**** DATA FOR THIS TASK
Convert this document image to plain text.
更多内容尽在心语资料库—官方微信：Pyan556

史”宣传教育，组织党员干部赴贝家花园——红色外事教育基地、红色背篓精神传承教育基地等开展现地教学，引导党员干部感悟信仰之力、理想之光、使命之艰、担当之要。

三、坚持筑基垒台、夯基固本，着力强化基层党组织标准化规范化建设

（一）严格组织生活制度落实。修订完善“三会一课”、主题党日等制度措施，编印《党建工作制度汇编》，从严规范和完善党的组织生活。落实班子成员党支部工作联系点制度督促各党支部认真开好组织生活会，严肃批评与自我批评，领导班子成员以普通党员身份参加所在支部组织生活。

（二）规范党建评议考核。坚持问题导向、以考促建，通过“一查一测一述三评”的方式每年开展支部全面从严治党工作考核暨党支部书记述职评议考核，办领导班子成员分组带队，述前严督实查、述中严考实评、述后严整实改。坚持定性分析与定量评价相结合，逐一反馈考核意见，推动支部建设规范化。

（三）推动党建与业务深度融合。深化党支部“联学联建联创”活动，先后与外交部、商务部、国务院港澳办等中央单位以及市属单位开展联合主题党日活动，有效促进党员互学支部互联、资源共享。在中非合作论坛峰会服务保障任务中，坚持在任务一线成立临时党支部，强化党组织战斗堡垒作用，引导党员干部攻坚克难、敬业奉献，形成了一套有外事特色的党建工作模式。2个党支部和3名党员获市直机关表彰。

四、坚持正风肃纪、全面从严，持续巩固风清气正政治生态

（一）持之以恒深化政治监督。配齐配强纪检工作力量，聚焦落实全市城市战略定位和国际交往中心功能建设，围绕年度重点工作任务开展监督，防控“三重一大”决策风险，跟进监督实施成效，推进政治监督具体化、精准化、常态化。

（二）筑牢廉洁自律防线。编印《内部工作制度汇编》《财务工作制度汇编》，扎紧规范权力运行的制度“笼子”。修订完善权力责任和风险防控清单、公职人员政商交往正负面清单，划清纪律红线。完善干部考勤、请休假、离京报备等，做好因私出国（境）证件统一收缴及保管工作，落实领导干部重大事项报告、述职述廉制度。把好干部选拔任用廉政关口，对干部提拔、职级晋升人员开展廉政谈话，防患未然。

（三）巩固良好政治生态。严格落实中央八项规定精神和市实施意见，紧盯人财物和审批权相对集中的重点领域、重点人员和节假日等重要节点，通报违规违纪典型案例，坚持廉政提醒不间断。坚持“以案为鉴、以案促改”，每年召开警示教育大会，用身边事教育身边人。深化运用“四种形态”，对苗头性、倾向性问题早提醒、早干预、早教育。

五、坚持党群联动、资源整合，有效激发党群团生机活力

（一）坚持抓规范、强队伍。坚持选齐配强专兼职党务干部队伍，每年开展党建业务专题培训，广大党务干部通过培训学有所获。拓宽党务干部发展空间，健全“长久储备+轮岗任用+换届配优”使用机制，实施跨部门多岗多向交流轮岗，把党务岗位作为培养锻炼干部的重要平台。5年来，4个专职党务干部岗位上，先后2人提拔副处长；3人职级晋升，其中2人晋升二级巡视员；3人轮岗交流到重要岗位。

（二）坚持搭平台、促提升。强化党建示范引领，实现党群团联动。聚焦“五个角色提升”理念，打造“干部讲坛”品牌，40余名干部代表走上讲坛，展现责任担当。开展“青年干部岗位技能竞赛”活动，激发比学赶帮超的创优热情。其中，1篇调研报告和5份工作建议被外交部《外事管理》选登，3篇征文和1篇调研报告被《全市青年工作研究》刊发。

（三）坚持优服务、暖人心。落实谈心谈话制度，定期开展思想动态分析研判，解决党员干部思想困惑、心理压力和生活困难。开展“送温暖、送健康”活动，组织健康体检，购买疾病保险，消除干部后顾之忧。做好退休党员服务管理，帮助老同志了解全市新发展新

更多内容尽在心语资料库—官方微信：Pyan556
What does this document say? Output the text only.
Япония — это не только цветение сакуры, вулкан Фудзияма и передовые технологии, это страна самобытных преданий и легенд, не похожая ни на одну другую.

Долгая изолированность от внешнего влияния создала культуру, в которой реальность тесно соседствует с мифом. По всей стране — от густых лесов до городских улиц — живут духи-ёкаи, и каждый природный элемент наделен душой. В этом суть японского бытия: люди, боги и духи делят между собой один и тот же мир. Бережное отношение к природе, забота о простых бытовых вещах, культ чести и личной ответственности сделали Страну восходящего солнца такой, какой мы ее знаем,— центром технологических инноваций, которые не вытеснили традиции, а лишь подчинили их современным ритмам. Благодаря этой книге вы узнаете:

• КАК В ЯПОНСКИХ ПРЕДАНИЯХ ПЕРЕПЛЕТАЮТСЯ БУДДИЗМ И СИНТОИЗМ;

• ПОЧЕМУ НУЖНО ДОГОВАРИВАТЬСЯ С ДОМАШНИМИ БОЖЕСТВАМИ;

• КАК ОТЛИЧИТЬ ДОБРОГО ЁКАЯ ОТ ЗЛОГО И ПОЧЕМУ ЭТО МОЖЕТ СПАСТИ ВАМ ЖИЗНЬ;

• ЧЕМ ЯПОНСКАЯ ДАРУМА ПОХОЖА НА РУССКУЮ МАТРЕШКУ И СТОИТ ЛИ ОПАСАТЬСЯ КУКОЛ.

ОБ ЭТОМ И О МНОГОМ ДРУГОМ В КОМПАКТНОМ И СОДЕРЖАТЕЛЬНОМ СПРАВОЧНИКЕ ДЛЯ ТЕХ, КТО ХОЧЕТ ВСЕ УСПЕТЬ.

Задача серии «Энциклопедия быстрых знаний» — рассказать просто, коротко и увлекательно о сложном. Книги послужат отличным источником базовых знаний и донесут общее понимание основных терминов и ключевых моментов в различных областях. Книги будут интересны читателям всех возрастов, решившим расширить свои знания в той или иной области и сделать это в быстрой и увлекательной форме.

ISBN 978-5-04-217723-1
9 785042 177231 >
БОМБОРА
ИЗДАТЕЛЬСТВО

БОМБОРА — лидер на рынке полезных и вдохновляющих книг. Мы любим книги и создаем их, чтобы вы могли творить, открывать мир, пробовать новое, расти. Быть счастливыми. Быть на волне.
********
Each line above is to be repeated exactly.

Convert this document image to plain text.
更多内容尽在心语资料库—官方微信：Pyan556

史”宣传教育，组织党员干部赴贝家花园——红色外事教育基地、红色背篓精神传承教育基地等开展现地教学，引导党员干部感悟信仰之力、理想之光、使命之艰、担当之要。

三、坚持筑基垒台、夯基固本，着力强化基层党组织标准化规范化建设

（一）严格组织生活制度落实。修订完善“三会一课”、主题党日等制度措施，编印《党建工作制度汇编》，从严规范和完善党的组织生活。落实班子成员党支部工作联系点制度督促各党支部认真开好组织生活会，严肃批评与自我批评，领导班子成员以普通党员身份参加所在支部组织生活。

（二）规范党建评议考核。坚持问题导向、以考促建，通过“一查一测一述三评”的方式每年开展支部全面从严治党工作考核暨党支部书记述职评议考核，办领导班子成员分组带队，述前严督实查、述中严考实评、述后严整实改。坚持定性分析与定量评价相结合，逐一反馈考核意见，推动支部建设规范化。

（三）推动党建与业务深度融合。深化党支部“联学联建联创”活动，先后与外交部、商务部、国务院港澳办等中央单位以及市属单位开展联合主题党日活动，有效促进党员互学支部互联、资源共享。在中非合作论坛峰会服务保障任务中，坚持在任务一线成立临时党支部，强化党组织战斗堡垒作用，引导党员干部攻坚克难、敬业奉献，形成了一套有外事特色的党建工作模式。2个党支部和3名党员获市直机关表彰。

四、坚持正风肃纪、全面从严，持续巩固风清气正政治生态

（一）持之以恒深化政治监督。配齐配强纪检工作力量，聚焦落实全市城市战略定位和国际交往中心功能建设，围绕年度重点工作任务开展监督，防控“三重一大”决策风险，跟进监督实施成效，推进政治监督具体化、精准化、常态化。

（二）筑牢廉洁自律防线。编印《内部工作制度汇编》《财务工作制度汇编》，扎紧规范权力运行的制度“笼子”。修订完善权力责任和风险防控清单、公职人员政商交往正负面清单，划清纪律红线。完善干部考勤、请休假、离京报备等，做好因私出国（境）证件统一收缴及保管工作，落实领导干部重大事项报告、述职述廉制度。把好干部选拔任用廉政关口，对干部提拔、职级晋升人员开展廉政谈话，防患未然。

（三）巩固良好政治生态。严格落实中央八项规定精神和市实施意见，紧盯人财物和审批权相对集中的重点领域、重点人员和节假日等重要节点，通报违规违纪典型案例，坚持廉政提醒不间断。坚持“以案为鉴、以案促改”，每年召开警示教育大会，用身边事教育身边人。深化运用“四种形态”，对苗头性、倾向性问题早提醒、早干预、早教育。

五、坚持党群联动、资源整合，有效激发党群团生机活力

（一）坚持抓规范、强队伍。坚持选齐配强专兼职党务干部队伍，每年开展党建业务专题培训，广大党务干部通过培训学有所获。拓宽党务干部发展空间，健全“长久储备+轮岗任用+换届配优”使用机制，实施跨部门多岗多向交流轮岗，把党务岗位作为培养锻炼干部的重要平台。5年来，4个专职党务干部岗位上，先后2人提拔副处长；3人职级晋升，其中2人晋升二级巡视员；3人轮岗交流到重要岗位。

（二）坚持搭平台、促提升。强化党建示范引领，实现党群团联动。聚焦“五个角色提升”理念，打造“干部讲坛”品牌，40余名干部代表走上讲坛，展现责任担当。开展“青年干部岗位技能竞赛”活动，激发比学赶帮超的创优热情。其中，1篇调研报告和5份工作建议被外交部《外事管理》选登，3篇征文和1篇调研报告被《全市青年工作研究》刊发。

（三）坚持优服务、暖人心。落实谈心谈话制度，定期开展思想动态分析研判，解决党员干部思想困惑、心理压力和生活困难。开展“送温暖、送健康”活动，组织健康体检，购买疾病保险，消除干部后顾之忧。做好退休党员服务管理，帮助老同志了解全市新发展新

更多内容尽在心语资料库—官方微信：Pyan556
What does this document say? Output the text only.
Япония — это не только цветение сакуры, вулкан Фудзияма и передовые технологии, это страна самобытных преданий и легенд, не похожая ни на одну другую.

Долгая изолированность от внешнего влияния создала культуру, в которой реальность тесно соседствует с мифом. По всей стране — от густых лесов до городских улиц — живут духи-ёкаи, и каждый природный элемент наделен душой. В этом суть японского бытия: люди, боги и духи делят между собой один и тот же мир. Бережное отношение к природе, забота о простых бытовых вещах, культ чести и личной ответственности сделали Страну восходящего солнца такой, какой мы ее знаем,— центром технологических инноваций, которые не вытеснили традиции, а лишь подчинили их современным ритмам. Благодаря этой книге вы узнаете:

• КАК В ЯПОНСКИХ ПРЕДАНИЯХ ПЕРЕПЛЕТАЮТСЯ БУДДИЗМ И СИНТОИЗМ;

• ПОЧЕМУ НУЖНО ДОГОВАРИВАТЬСЯ С ДОМАШНИМИ БОЖЕСТВАМИ;

• КАК ОТЛИЧИТЬ ДОБРОГО ЁКАЯ ОТ ЗЛОГО И ПОЧЕМУ ЭТО МОЖЕТ СПАСТИ ВАМ ЖИЗНЬ;

• ЧЕМ ЯПОНСКАЯ ДАРУМА ПОХОЖА НА РУССКУЮ МАТРЕШКУ И СТОИТ ЛИ ОПАСАТЬСЯ КУКОЛ.

ОБ ЭТОМ И О МНОГОМ ДРУГОМ В КОМПАКТНОМ И СОДЕРЖАТЕЛЬНОМ СПРАВОЧНИКЕ ДЛЯ ТЕХ, КТО ХОЧЕТ ВСЕ УСПЕТЬ.

Задача серии «Энциклопедия быстрых знаний» — рассказать просто, коротко и увлекательно о сложном. Книги послужат отличным источником базовых знаний и донесут общее понимание основных терминов и ключевых моментов в различных областях. Книги будут интересны читателям всех возрастов, решившим расширить свои знания в той или иной области и сделать это в быстрой и увлекательной форме.

ISBN 978-5-04-217723-1
9 785042 177231 >
БОМБОРА
ИЗДАТЕЛЬСТВО

БОМБОРА — лидер на рынке полезных и вдохновляющих книг. Мы любим книги и создаем их, чтобы вы могли творить, открывать мир, пробовать новое, расти. Быть счастливыми. Быть на волне.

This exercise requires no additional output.